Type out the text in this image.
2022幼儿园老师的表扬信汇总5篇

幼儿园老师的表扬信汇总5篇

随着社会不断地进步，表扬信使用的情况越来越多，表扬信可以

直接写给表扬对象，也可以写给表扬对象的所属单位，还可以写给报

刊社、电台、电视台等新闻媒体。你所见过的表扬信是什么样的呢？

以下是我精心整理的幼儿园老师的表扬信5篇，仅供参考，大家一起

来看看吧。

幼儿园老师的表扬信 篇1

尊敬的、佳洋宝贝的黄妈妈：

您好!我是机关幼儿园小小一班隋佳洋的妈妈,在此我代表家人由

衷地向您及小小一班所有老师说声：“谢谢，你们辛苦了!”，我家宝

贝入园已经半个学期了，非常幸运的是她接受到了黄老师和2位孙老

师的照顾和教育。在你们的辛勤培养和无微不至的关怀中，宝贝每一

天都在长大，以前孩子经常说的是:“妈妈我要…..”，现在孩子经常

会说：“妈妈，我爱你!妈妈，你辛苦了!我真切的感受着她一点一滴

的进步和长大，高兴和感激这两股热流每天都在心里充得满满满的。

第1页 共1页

==

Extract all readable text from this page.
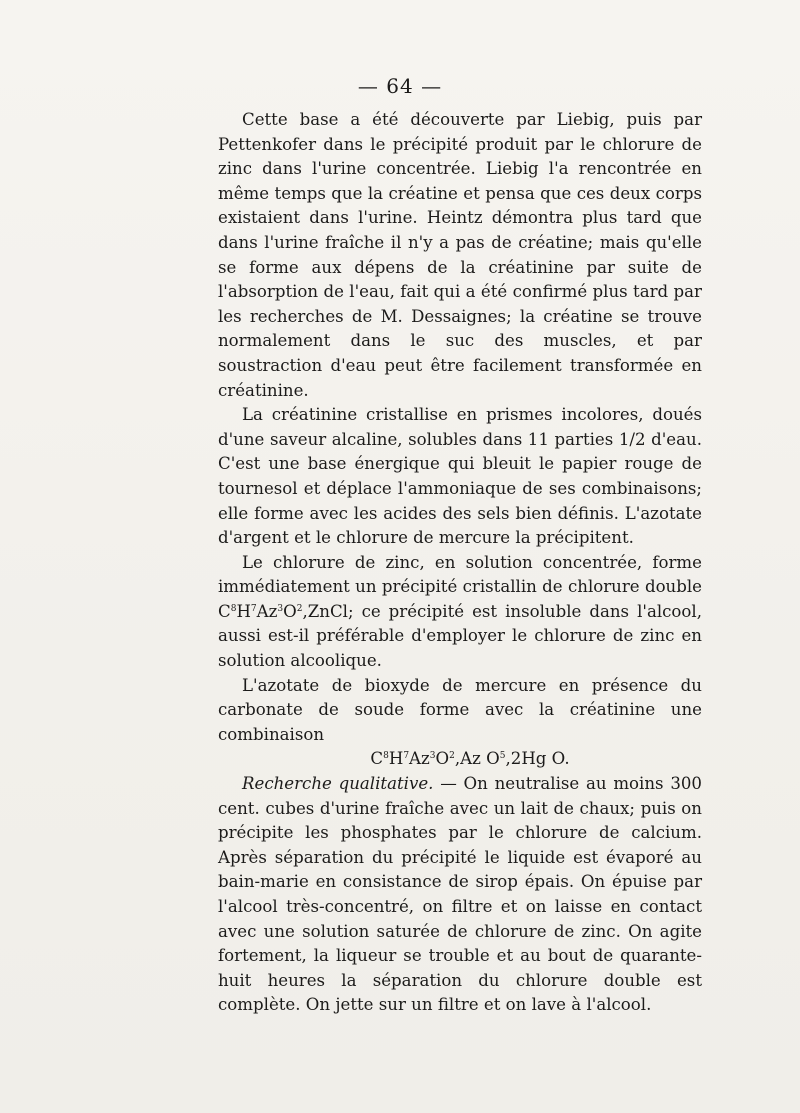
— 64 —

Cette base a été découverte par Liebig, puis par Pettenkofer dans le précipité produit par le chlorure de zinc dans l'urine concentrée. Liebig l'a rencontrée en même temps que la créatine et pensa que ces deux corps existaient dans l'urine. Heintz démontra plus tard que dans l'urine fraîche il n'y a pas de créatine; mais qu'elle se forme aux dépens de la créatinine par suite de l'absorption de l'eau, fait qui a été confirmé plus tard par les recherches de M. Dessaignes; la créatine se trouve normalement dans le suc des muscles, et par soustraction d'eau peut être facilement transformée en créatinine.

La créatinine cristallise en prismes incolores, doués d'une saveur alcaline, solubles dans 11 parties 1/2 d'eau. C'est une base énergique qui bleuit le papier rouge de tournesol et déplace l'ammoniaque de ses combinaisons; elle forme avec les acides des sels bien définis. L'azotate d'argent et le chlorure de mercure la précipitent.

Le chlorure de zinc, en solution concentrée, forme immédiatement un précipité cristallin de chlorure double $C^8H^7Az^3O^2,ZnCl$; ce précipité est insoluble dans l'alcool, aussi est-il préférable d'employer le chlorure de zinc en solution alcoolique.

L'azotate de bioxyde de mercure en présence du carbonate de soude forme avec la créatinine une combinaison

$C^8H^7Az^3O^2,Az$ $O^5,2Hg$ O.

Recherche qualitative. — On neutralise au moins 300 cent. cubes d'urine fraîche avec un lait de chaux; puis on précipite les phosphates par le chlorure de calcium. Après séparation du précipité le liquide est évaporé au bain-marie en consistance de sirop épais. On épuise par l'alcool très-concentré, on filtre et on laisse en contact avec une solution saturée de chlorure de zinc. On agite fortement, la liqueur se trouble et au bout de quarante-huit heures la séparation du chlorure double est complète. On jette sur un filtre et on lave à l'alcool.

* * *

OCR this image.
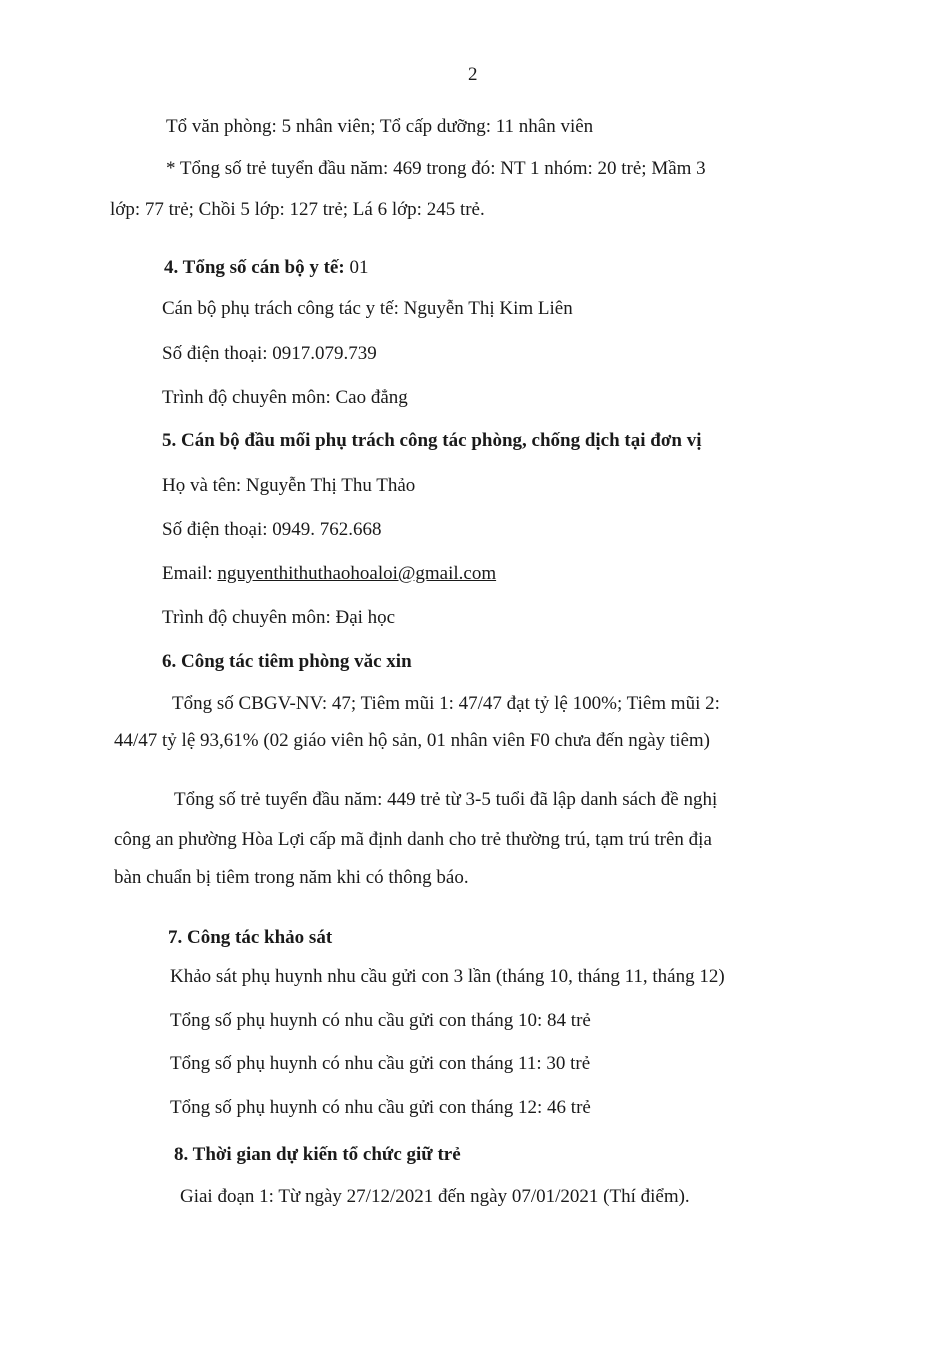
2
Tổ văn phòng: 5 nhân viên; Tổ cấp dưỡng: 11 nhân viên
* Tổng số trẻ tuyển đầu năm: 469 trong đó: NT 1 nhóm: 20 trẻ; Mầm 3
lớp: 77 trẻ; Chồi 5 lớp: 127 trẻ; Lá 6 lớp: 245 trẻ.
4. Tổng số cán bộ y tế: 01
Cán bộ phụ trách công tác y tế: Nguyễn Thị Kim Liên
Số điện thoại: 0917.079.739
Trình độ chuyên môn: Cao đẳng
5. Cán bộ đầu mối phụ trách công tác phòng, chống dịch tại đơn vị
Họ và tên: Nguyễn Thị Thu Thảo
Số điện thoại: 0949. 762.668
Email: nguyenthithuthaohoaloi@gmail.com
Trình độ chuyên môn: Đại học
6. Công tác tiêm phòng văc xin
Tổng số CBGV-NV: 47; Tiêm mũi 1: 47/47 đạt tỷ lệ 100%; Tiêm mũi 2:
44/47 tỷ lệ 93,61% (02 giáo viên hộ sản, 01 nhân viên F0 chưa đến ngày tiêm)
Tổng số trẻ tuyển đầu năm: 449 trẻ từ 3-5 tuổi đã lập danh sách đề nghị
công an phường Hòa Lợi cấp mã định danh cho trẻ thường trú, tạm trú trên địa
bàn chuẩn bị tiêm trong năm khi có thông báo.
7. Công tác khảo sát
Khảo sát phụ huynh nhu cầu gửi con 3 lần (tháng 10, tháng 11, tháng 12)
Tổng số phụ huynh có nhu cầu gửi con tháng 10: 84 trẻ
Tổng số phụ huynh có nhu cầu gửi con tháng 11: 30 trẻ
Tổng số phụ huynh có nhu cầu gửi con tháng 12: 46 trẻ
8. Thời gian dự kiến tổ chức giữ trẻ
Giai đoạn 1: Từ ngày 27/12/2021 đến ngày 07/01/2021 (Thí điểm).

▶ _WHAT NEEDS TO BE DONE_: In the records, locate each line holding the string "this" and copy it.

▶ _EXERCISE ANSWER_:
Type out the text in this image.
Extract all readable text from this page.
OCR this image.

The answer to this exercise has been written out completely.